» **BRIEF**
Only the lines from the one holding "Output the text content of this document." to the end should be retyped, exactly, with both ends included and no pictures.

» **RAW RECORDS**
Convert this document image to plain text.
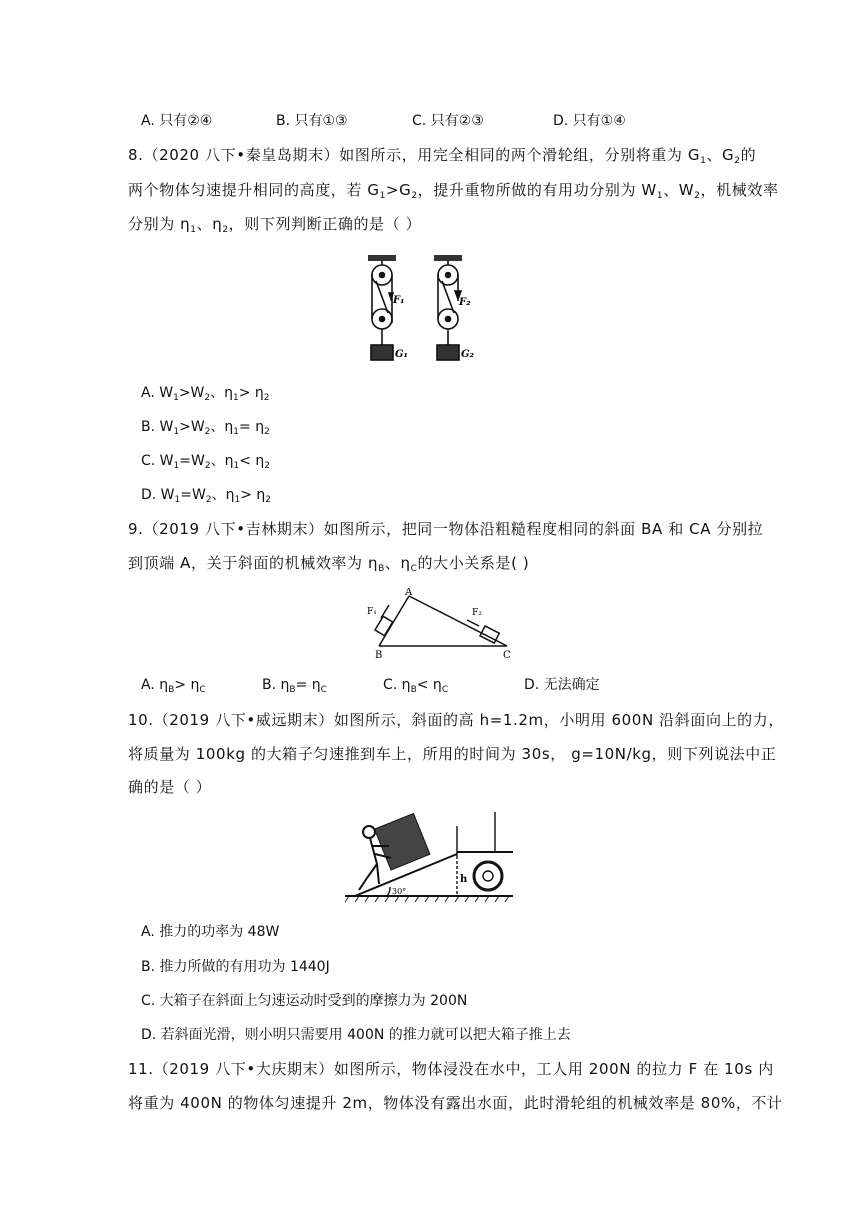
A. 只有②④	B. 只有①③	C. 只有②③	D. 只有①④
8.（2020 八下•秦皇岛期末）如图所示，用完全相同的两个滑轮组，分别将重为 $G_1$、$G_2$的
两个物体匀速提升相同的高度，若 $G_1>G_2$，提升重物所做的有用功分别为 $W_1$、$W_2$，机械效率
分别为 $\eta_1$、$\eta_2$，则下列判断正确的是（ ）
F₁	F₂
G₁	G₂
A. $W_1>W_2$、$\eta_1> \eta_2$
B. $W_1>W_2$、$\eta_1= \eta_2$
C. $W_1=W_2$、$\eta_1< \eta_2$
D. $W_1=W_2$、$\eta_1> \eta_2$
9.（2019 八下•吉林期末）如图所示，把同一物体沿粗糙程度相同的斜面 BA 和 CA 分别拉
到顶端 A，关于斜面的机械效率为 $\eta_B$、$\eta_C$的大小关系是( )
A
B	C
F₁	F₂
A. $\eta_B> \eta_C$	B. $\eta_B= \eta_C$	C. $\eta_B< \eta_C$	D. 无法确定
10.（2019 八下•威远期末）如图所示，斜面的高 h=1.2m，小明用 600N 沿斜面向上的力，
将质量为 100kg 的大箱子匀速推到车上，所用的时间为 30s， g=10N/kg，则下列说法中正
确的是（ ）
30°
h
A. 推力的功率为 48W
B. 推力所做的有用功为 1440J
C. 大箱子在斜面上匀速运动时受到的摩擦力为 200N
D. 若斜面光滑，则小明只需要用 400N 的推力就可以把大箱子推上去
11.（2019 八下•大庆期末）如图所示，物体浸没在水中，工人用 200N 的拉力 F 在 10s 内
将重为 400N 的物体匀速提升 2m，物体没有露出水面，此时滑轮组的机械效率是 80%，不计
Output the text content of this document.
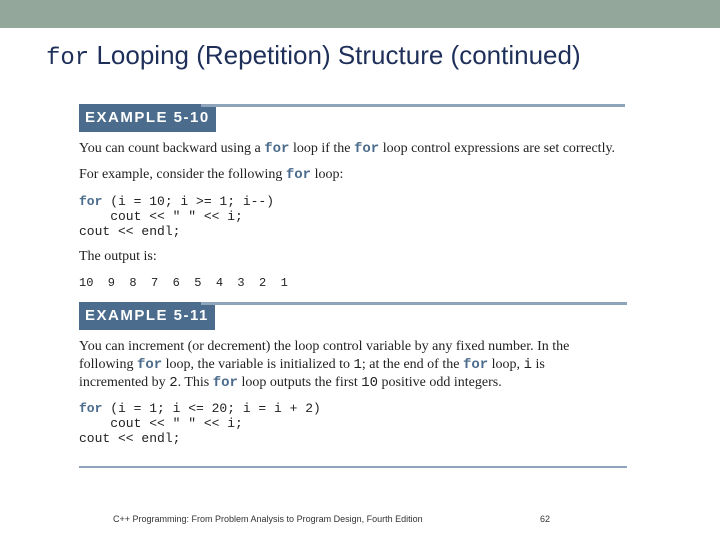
for Looping (Repetition) Structure (continued)
EXAMPLE 5-10
You can count backward using a for loop if the for loop control expressions are set correctly.
For example, consider the following for loop:
for (i = 10; i >= 1; i--)
cout << " " << i;
cout << endl;
The output is:
10  9  8  7  6  5  4  3  2  1
EXAMPLE 5-11
You can increment (or decrement) the loop control variable by any fixed number. In the
following for loop, the variable is initialized to 1; at the end of the for loop, i is
incremented by 2. This for loop outputs the first 10 positive odd integers.
for (i = 1; i <= 20; i = i + 2)
cout << " " << i;
cout << endl;
C++ Programming: From Problem Analysis to Program Design, Fourth Edition	62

» **WRITTEN REPLY**
Output the text content of this document.
for Looping (Repetition) Structure (continued)
EXAMPLE 5-10
You can count backward using a for loop if the for loop control expressions are set correctly.
For example, consider the following for loop:
for (i = 10; i >= 1; i--)
cout << " " << i;
cout << endl;
The output is:
10  9  8  7  6  5  4  3  2  1
EXAMPLE 5-11
You can increment (or decrement) the loop control variable by any fixed number. In the
following for loop, the variable is initialized to 1; at the end of the for loop, i is
incremented by 2. This for loop outputs the first 10 positive odd integers.
for (i = 1; i <= 20; i = i + 2)
cout << " " << i;
cout << endl;
C++ Programming: From Problem Analysis to Program Design, Fourth Edition	62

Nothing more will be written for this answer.